# [Job]
Below you will find a set of lines. Repeat them all exactly.

# [Listed entries]
+---+
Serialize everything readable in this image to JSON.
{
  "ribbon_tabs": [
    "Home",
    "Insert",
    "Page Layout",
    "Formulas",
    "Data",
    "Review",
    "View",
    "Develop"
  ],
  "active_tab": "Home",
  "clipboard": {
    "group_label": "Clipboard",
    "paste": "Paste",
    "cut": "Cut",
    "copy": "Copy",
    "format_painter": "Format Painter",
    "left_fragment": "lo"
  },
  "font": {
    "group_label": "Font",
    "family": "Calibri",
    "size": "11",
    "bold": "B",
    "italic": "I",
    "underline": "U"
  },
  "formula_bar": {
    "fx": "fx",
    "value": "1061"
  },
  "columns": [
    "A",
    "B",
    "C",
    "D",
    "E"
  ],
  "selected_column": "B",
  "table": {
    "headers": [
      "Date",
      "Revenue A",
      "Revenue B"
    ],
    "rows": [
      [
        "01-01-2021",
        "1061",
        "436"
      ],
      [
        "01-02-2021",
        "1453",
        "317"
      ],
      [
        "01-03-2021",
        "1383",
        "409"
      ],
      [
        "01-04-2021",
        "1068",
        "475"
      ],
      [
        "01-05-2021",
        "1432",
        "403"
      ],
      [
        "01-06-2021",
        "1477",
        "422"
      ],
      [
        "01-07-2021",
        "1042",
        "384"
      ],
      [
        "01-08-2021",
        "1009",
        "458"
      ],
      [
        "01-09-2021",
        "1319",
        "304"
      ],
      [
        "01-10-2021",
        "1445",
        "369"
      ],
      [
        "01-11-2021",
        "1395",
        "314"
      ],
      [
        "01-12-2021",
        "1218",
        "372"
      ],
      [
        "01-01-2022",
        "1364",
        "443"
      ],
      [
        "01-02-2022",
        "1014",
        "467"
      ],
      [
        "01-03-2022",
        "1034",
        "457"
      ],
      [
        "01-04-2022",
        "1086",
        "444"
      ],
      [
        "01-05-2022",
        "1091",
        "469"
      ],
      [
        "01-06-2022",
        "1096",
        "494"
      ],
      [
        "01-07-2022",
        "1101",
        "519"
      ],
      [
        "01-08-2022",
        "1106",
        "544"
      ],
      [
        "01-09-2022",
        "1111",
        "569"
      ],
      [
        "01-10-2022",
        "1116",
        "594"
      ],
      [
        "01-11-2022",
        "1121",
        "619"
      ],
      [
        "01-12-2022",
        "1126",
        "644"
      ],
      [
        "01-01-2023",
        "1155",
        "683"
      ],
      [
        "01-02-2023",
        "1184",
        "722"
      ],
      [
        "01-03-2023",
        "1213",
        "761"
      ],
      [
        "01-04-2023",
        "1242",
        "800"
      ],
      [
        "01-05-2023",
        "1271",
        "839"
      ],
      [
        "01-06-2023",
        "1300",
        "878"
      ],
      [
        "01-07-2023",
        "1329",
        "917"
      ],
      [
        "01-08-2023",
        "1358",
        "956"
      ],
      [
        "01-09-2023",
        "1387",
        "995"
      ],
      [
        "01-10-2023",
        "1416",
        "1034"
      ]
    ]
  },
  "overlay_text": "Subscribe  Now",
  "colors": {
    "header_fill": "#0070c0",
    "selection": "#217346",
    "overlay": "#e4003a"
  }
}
+---+
# [Exercise answer]
Serialize everything readable in this image to JSON.
{
  "ribbon_tabs": [
    "Home",
    "Insert",
    "Page Layout",
    "Formulas",
    "Data",
    "Review",
    "View",
    "Develop"
  ],
  "active_tab": "Home",
  "clipboard": {
    "group_label": "Clipboard",
    "paste": "Paste",
    "cut": "Cut",
    "copy": "Copy",
    "format_painter": "Format Painter",
    "left_fragment": "lo"
  },
  "font": {
    "group_label": "Font",
    "family": "Calibri",
    "size": "11",
    "bold": "B",
    "italic": "I",
    "underline": "U"
  },
  "formula_bar": {
    "fx": "fx",
    "value": "1061"
  },
  "columns": [
    "A",
    "B",
    "C",
    "D",
    "E"
  ],
  "selected_column": "B",
  "table": {
    "headers": [
      "Date",
      "Revenue A",
      "Revenue B"
    ],
    "rows": [
      [
        "01-01-2021",
        "1061",
        "436"
      ],
      [
        "01-02-2021",
        "1453",
        "317"
      ],
      [
        "01-03-2021",
        "1383",
        "409"
      ],
      [
        "01-04-2021",
        "1068",
        "475"
      ],
      [
        "01-05-2021",
        "1432",
        "403"
      ],
      [
        "01-06-2021",
        "1477",
        "422"
      ],
      [
        "01-07-2021",
        "1042",
        "384"
      ],
      [
        "01-08-2021",
        "1009",
        "458"
      ],
      [
        "01-09-2021",
        "1319",
        "304"
      ],
      [
        "01-10-2021",
        "1445",
        "369"
      ],
      [
        "01-11-2021",
        "1395",
        "314"
      ],
      [
        "01-12-2021",
        "1218",
        "372"
      ],
      [
        "01-01-2022",
        "1364",
        "443"
      ],
      [
        "01-02-2022",
        "1014",
        "467"
      ],
      [
        "01-03-2022",
        "1034",
        "457"
      ],
      [
        "01-04-2022",
        "1086",
        "444"
      ],
      [
        "01-05-2022",
        "1091",
        "469"
      ],
      [
        "01-06-2022",
        "1096",
        "494"
      ],
      [
        "01-07-2022",
        "1101",
        "519"
      ],
      [
        "01-08-2022",
        "1106",
        "544"
      ],
      [
        "01-09-2022",
        "1111",
        "569"
      ],
      [
        "01-10-2022",
        "1116",
        "594"
      ],
      [
        "01-11-2022",
        "1121",
        "619"
      ],
      [
        "01-12-2022",
        "1126",
        "644"
      ],
      [
        "01-01-2023",
        "1155",
        "683"
      ],
      [
        "01-02-2023",
        "1184",
        "722"
      ],
      [
        "01-03-2023",
        "1213",
        "761"
      ],
      [
        "01-04-2023",
        "1242",
        "800"
      ],
      [
        "01-05-2023",
        "1271",
        "839"
      ],
      [
        "01-06-2023",
        "1300",
        "878"
      ],
      [
        "01-07-2023",
        "1329",
        "917"
      ],
      [
        "01-08-2023",
        "1358",
        "956"
      ],
      [
        "01-09-2023",
        "1387",
        "995"
      ],
      [
        "01-10-2023",
        "1416",
        "1034"
      ]
    ]
  },
  "overlay_text": "Subscribe  Now",
  "colors": {
    "header_fill": "#0070c0",
    "selection": "#217346",
    "overlay": "#e4003a"
  }
}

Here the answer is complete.